[Written request]
Each line that holds the word "write" counts once; give the total number of such lines and nothing else.
-- BEGIN Data to use --
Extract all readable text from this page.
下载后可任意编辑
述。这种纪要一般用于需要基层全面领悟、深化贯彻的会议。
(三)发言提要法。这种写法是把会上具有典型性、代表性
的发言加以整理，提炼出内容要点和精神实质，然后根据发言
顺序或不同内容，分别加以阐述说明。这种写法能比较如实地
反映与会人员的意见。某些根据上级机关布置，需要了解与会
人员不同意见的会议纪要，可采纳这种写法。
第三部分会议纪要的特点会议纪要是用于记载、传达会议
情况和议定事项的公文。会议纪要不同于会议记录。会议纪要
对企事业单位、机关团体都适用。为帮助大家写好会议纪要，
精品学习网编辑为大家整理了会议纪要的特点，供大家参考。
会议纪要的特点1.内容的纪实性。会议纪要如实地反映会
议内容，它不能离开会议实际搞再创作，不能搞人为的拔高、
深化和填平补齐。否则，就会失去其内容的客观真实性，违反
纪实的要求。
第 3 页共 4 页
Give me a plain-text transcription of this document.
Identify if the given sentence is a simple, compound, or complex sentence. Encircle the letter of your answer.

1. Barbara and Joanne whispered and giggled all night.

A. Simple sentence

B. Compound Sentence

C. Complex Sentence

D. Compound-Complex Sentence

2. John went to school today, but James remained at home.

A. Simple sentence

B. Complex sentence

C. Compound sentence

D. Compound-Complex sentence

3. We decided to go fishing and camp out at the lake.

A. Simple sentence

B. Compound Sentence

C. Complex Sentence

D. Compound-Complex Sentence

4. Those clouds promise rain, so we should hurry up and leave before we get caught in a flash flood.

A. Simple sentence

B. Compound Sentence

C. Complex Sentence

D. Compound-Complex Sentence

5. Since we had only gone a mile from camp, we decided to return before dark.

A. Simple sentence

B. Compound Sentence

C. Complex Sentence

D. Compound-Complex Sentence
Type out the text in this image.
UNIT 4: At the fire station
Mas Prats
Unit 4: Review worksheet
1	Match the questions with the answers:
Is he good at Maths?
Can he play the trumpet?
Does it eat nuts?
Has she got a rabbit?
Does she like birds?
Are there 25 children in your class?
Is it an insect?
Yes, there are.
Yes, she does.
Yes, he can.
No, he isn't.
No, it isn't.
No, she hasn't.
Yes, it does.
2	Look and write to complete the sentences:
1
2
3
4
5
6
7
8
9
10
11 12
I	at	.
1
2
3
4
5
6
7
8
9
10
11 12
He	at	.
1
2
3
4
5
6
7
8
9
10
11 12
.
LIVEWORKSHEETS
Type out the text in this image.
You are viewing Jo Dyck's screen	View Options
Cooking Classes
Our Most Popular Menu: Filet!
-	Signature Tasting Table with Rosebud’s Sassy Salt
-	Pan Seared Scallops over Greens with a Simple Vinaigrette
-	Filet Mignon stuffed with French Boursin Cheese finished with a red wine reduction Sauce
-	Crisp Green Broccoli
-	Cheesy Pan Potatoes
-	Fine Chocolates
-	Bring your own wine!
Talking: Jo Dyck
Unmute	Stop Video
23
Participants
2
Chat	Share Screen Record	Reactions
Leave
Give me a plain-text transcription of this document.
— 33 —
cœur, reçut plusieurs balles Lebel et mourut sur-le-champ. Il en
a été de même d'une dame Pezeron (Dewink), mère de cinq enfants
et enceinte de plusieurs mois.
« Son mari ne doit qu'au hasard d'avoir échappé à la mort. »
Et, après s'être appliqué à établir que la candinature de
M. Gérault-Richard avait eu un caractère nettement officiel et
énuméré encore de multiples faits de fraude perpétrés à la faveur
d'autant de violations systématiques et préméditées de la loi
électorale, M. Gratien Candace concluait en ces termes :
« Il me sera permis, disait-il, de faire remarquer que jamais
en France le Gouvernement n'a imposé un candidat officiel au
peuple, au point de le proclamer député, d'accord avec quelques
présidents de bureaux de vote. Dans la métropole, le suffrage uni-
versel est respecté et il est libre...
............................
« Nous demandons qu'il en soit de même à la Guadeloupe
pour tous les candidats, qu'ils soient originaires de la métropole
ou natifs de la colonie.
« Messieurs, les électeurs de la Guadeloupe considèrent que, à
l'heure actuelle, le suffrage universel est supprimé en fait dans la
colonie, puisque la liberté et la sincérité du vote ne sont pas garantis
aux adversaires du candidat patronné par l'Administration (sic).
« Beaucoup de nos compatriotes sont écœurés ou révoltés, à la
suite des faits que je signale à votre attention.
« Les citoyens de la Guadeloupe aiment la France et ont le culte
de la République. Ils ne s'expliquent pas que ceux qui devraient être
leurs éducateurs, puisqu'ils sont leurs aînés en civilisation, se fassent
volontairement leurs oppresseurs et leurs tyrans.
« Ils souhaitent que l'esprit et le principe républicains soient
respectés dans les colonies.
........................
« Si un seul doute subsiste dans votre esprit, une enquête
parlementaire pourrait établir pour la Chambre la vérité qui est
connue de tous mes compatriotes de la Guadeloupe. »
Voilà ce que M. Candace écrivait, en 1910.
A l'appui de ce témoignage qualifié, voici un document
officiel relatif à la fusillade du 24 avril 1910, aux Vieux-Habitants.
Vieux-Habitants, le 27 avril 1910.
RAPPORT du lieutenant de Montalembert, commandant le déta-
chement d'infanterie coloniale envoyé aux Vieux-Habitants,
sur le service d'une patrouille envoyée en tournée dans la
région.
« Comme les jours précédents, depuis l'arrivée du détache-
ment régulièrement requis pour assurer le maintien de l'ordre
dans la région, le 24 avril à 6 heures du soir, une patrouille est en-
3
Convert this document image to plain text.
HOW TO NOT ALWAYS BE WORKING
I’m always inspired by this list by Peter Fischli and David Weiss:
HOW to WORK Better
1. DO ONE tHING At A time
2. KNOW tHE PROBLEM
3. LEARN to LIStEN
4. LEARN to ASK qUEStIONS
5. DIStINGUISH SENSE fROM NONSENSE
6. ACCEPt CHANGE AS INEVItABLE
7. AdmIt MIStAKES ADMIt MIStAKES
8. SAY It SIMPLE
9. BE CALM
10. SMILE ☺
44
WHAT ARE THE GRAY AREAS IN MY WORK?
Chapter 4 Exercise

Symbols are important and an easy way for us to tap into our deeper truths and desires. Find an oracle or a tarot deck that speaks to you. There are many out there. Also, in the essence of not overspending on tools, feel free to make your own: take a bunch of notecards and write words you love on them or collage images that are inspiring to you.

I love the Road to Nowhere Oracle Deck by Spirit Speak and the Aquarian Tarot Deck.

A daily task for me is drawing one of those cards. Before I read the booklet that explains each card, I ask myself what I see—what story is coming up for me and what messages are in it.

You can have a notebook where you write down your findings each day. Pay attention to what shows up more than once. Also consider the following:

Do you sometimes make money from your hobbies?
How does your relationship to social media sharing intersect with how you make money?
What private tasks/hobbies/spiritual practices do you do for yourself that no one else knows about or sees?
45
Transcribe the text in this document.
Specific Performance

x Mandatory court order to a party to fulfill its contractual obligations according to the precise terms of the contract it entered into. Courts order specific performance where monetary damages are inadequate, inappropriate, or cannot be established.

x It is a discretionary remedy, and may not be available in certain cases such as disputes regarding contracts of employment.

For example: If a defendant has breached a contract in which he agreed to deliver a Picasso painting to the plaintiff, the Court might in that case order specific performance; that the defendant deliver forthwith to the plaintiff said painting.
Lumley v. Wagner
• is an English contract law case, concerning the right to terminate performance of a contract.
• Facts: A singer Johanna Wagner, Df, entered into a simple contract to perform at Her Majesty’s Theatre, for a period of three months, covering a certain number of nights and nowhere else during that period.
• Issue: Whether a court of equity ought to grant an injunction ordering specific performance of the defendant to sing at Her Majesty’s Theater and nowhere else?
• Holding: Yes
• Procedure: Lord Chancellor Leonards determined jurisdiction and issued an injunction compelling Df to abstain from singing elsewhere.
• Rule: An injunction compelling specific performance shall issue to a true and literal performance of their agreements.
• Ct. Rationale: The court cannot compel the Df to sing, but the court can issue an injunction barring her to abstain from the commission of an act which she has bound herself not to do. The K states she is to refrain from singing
-- END Data to use --
[Solution for this problem]
3